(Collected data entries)
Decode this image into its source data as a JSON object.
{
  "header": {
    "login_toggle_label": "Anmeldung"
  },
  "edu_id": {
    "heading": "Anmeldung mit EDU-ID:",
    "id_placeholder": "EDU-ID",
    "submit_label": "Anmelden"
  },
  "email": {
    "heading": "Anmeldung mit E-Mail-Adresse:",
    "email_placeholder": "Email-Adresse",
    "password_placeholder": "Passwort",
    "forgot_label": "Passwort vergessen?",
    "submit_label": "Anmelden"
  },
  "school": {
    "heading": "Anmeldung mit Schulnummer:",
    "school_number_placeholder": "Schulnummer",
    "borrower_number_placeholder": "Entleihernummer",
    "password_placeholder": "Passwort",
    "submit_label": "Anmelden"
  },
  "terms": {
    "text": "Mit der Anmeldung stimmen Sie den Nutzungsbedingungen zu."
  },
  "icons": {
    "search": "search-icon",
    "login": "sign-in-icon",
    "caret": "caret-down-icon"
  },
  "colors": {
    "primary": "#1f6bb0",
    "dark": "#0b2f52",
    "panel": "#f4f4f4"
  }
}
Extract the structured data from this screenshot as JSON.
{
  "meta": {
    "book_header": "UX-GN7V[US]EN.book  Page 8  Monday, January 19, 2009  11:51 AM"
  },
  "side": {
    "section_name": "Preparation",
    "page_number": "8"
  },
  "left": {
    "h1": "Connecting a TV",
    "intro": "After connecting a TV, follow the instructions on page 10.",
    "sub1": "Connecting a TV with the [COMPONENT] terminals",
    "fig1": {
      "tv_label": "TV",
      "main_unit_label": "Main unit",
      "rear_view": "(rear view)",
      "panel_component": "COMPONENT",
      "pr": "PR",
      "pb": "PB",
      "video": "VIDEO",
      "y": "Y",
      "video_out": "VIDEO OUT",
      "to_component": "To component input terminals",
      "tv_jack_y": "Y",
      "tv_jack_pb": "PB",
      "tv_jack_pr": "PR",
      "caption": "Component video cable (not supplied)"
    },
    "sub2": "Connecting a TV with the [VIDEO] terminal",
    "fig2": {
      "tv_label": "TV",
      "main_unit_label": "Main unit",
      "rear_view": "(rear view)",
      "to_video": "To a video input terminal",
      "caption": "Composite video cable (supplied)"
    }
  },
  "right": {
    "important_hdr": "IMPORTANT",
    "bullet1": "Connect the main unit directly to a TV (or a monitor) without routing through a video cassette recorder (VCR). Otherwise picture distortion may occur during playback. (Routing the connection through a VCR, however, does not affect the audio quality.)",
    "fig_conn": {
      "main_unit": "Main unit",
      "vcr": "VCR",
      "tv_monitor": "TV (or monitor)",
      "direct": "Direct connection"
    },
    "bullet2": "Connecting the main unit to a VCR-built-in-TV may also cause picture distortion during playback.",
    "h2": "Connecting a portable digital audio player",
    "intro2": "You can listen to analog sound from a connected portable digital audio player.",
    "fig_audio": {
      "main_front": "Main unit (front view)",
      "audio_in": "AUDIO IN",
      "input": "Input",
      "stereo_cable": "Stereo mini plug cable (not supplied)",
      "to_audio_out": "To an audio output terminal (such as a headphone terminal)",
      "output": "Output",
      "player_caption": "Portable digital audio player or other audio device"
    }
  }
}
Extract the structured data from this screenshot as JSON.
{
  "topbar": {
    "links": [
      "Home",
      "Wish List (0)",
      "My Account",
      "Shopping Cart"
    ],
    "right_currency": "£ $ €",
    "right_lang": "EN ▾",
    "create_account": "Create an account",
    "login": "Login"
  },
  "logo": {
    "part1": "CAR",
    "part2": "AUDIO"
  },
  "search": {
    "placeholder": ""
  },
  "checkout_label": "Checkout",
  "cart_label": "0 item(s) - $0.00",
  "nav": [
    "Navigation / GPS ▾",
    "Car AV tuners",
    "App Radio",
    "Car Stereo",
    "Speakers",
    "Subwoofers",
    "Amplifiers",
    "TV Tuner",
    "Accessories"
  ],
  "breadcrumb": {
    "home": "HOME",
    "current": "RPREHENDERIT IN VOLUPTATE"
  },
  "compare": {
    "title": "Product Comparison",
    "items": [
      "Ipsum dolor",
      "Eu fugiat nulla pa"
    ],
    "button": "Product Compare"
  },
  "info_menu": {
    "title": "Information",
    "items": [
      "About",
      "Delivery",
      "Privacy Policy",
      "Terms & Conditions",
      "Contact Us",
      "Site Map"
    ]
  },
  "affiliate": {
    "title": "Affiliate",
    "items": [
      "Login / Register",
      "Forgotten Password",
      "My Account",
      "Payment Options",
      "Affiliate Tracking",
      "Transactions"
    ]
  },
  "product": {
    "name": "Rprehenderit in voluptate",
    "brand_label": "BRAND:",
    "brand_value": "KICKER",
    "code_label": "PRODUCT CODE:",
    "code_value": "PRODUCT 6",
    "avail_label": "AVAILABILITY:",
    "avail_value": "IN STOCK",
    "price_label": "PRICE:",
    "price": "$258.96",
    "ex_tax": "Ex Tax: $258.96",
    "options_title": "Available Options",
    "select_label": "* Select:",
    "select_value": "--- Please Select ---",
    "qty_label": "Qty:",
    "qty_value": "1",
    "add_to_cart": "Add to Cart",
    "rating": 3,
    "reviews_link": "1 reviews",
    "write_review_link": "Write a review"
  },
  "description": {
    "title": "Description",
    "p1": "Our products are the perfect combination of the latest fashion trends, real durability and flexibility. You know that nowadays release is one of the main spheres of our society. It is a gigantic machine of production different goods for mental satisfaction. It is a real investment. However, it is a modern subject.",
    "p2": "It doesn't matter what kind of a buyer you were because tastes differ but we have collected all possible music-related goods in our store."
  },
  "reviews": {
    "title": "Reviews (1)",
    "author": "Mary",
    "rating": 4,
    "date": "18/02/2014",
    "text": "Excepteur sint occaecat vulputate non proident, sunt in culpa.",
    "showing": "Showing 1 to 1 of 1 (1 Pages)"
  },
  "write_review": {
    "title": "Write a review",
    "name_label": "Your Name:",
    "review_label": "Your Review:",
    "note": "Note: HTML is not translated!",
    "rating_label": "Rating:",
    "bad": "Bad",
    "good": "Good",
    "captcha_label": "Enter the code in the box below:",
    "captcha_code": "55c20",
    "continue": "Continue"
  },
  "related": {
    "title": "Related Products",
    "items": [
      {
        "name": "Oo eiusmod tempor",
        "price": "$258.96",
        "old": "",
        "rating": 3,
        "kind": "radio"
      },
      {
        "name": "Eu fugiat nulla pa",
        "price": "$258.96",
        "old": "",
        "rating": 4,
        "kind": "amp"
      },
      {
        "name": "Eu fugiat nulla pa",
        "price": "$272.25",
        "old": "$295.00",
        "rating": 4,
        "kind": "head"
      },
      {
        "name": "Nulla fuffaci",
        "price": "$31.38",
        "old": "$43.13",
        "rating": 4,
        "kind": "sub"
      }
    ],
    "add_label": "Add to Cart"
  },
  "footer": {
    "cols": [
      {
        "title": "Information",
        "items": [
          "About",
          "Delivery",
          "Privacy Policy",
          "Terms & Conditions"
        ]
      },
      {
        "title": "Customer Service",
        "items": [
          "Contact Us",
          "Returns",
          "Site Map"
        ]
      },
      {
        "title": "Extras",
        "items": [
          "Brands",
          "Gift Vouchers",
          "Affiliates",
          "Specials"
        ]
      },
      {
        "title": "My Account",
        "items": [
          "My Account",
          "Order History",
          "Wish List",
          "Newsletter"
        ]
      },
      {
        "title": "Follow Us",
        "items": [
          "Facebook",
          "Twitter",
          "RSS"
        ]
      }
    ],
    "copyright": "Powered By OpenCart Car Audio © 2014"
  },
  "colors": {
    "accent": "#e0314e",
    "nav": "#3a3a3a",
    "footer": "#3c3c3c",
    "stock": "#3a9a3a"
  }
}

DIRECTIONS
Reproduce all data above, unchanged.

SOLUTION TO THIS PROBLEM
Decode this image into its source data as a JSON object.
{
  "header": {
    "login_toggle_label": "Anmeldung"
  },
  "edu_id": {
    "heading": "Anmeldung mit EDU-ID:",
    "id_placeholder": "EDU-ID",
    "submit_label": "Anmelden"
  },
  "email": {
    "heading": "Anmeldung mit E-Mail-Adresse:",
    "email_placeholder": "Email-Adresse",
    "password_placeholder": "Passwort",
    "forgot_label": "Passwort vergessen?",
    "submit_label": "Anmelden"
  },
  "school": {
    "heading": "Anmeldung mit Schulnummer:",
    "school_number_placeholder": "Schulnummer",
    "borrower_number_placeholder": "Entleihernummer",
    "password_placeholder": "Passwort",
    "submit_label": "Anmelden"
  },
  "terms": {
    "text": "Mit der Anmeldung stimmen Sie den Nutzungsbedingungen zu."
  },
  "icons": {
    "search": "search-icon",
    "login": "sign-in-icon",
    "caret": "caret-down-icon"
  },
  "colors": {
    "primary": "#1f6bb0",
    "dark": "#0b2f52",
    "panel": "#f4f4f4"
  }
}
Extract the structured data from this screenshot as JSON.
{
  "meta": {
    "book_header": "UX-GN7V[US]EN.book  Page 8  Monday, January 19, 2009  11:51 AM"
  },
  "side": {
    "section_name": "Preparation",
    "page_number": "8"
  },
  "left": {
    "h1": "Connecting a TV",
    "intro": "After connecting a TV, follow the instructions on page 10.",
    "sub1": "Connecting a TV with the [COMPONENT] terminals",
    "fig1": {
      "tv_label": "TV",
      "main_unit_label": "Main unit",
      "rear_view": "(rear view)",
      "panel_component": "COMPONENT",
      "pr": "PR",
      "pb": "PB",
      "video": "VIDEO",
      "y": "Y",
      "video_out": "VIDEO OUT",
      "to_component": "To component input terminals",
      "tv_jack_y": "Y",
      "tv_jack_pb": "PB",
      "tv_jack_pr": "PR",
      "caption": "Component video cable (not supplied)"
    },
    "sub2": "Connecting a TV with the [VIDEO] terminal",
    "fig2": {
      "tv_label": "TV",
      "main_unit_label": "Main unit",
      "rear_view": "(rear view)",
      "to_video": "To a video input terminal",
      "caption": "Composite video cable (supplied)"
    }
  },
  "right": {
    "important_hdr": "IMPORTANT",
    "bullet1": "Connect the main unit directly to a TV (or a monitor) without routing through a video cassette recorder (VCR). Otherwise picture distortion may occur during playback. (Routing the connection through a VCR, however, does not affect the audio quality.)",
    "fig_conn": {
      "main_unit": "Main unit",
      "vcr": "VCR",
      "tv_monitor": "TV (or monitor)",
      "direct": "Direct connection"
    },
    "bullet2": "Connecting the main unit to a VCR-built-in-TV may also cause picture distortion during playback.",
    "h2": "Connecting a portable digital audio player",
    "intro2": "You can listen to analog sound from a connected portable digital audio player.",
    "fig_audio": {
      "main_front": "Main unit (front view)",
      "audio_in": "AUDIO IN",
      "input": "Input",
      "stereo_cable": "Stereo mini plug cable (not supplied)",
      "to_audio_out": "To an audio output terminal (such as a headphone terminal)",
      "output": "Output",
      "player_caption": "Portable digital audio player or other audio device"
    }
  }
}
Extract the structured data from this screenshot as JSON.
{
  "topbar": {
    "links": [
      "Home",
      "Wish List (0)",
      "My Account",
      "Shopping Cart"
    ],
    "right_currency": "£ $ €",
    "right_lang": "EN ▾",
    "create_account": "Create an account",
    "login": "Login"
  },
  "logo": {
    "part1": "CAR",
    "part2": "AUDIO"
  },
  "search": {
    "placeholder": ""
  },
  "checkout_label": "Checkout",
  "cart_label": "0 item(s) - $0.00",
  "nav": [
    "Navigation / GPS ▾",
    "Car AV tuners",
    "App Radio",
    "Car Stereo",
    "Speakers",
    "Subwoofers",
    "Amplifiers",
    "TV Tuner",
    "Accessories"
  ],
  "breadcrumb": {
    "home": "HOME",
    "current": "RPREHENDERIT IN VOLUPTATE"
  },
  "compare": {
    "title": "Product Comparison",
    "items": [
      "Ipsum dolor",
      "Eu fugiat nulla pa"
    ],
    "button": "Product Compare"
  },
  "info_menu": {
    "title": "Information",
    "items": [
      "About",
      "Delivery",
      "Privacy Policy",
      "Terms & Conditions",
      "Contact Us",
      "Site Map"
    ]
  },
  "affiliate": {
    "title": "Affiliate",
    "items": [
      "Login / Register",
      "Forgotten Password",
      "My Account",
      "Payment Options",
      "Affiliate Tracking",
      "Transactions"
    ]
  },
  "product": {
    "name": "Rprehenderit in voluptate",
    "brand_label": "BRAND:",
    "brand_value": "KICKER",
    "code_label": "PRODUCT CODE:",
    "code_value": "PRODUCT 6",
    "avail_label": "AVAILABILITY:",
    "avail_value": "IN STOCK",
    "price_label": "PRICE:",
    "price": "$258.96",
    "ex_tax": "Ex Tax: $258.96",
    "options_title": "Available Options",
    "select_label": "* Select:",
    "select_value": "--- Please Select ---",
    "qty_label": "Qty:",
    "qty_value": "1",
    "add_to_cart": "Add to Cart",
    "rating": 3,
    "reviews_link": "1 reviews",
    "write_review_link": "Write a review"
  },
  "description": {
    "title": "Description",
    "p1": "Our products are the perfect combination of the latest fashion trends, real durability and flexibility. You know that nowadays release is one of the main spheres of our society. It is a gigantic machine of production different goods for mental satisfaction. It is a real investment. However, it is a modern subject.",
    "p2": "It doesn't matter what kind of a buyer you were because tastes differ but we have collected all possible music-related goods in our store."
  },
  "reviews": {
    "title": "Reviews (1)",
    "author": "Mary",
    "rating": 4,
    "date": "18/02/2014",
    "text": "Excepteur sint occaecat vulputate non proident, sunt in culpa.",
    "showing": "Showing 1 to 1 of 1 (1 Pages)"
  },
  "write_review": {
    "title": "Write a review",
    "name_label": "Your Name:",
    "review_label": "Your Review:",
    "note": "Note: HTML is not translated!",
    "rating_label": "Rating:",
    "bad": "Bad",
    "good": "Good",
    "captcha_label": "Enter the code in the box below:",
    "captcha_code": "55c20",
    "continue": "Continue"
  },
  "related": {
    "title": "Related Products",
    "items": [
      {
        "name": "Oo eiusmod tempor",
        "price": "$258.96",
        "old": "",
        "rating": 3,
        "kind": "radio"
      },
      {
        "name": "Eu fugiat nulla pa",
        "price": "$258.96",
        "old": "",
        "rating": 4,
        "kind": "amp"
      },
      {
        "name": "Eu fugiat nulla pa",
        "price": "$272.25",
        "old": "$295.00",
        "rating": 4,
        "kind": "head"
      },
      {
        "name": "Nulla fuffaci",
        "price": "$31.38",
        "old": "$43.13",
        "rating": 4,
        "kind": "sub"
      }
    ],
    "add_label": "Add to Cart"
  },
  "footer": {
    "cols": [
      {
        "title": "Information",
        "items": [
          "About",
          "Delivery",
          "Privacy Policy",
          "Terms & Conditions"
        ]
      },
      {
        "title": "Customer Service",
        "items": [
          "Contact Us",
          "Returns",
          "Site Map"
        ]
      },
      {
        "title": "Extras",
        "items": [
          "Brands",
          "Gift Vouchers",
          "Affiliates",
          "Specials"
        ]
      },
      {
        "title": "My Account",
        "items": [
          "My Account",
          "Order History",
          "Wish List",
          "Newsletter"
        ]
      },
      {
        "title": "Follow Us",
        "items": [
          "Facebook",
          "Twitter",
          "RSS"
        ]
      }
    ],
    "copyright": "Powered By OpenCart Car Audio © 2014"
  },
  "colors": {
    "accent": "#e0314e",
    "nav": "#3a3a3a",
    "footer": "#3c3c3c",
    "stock": "#3a9a3a"
  }
}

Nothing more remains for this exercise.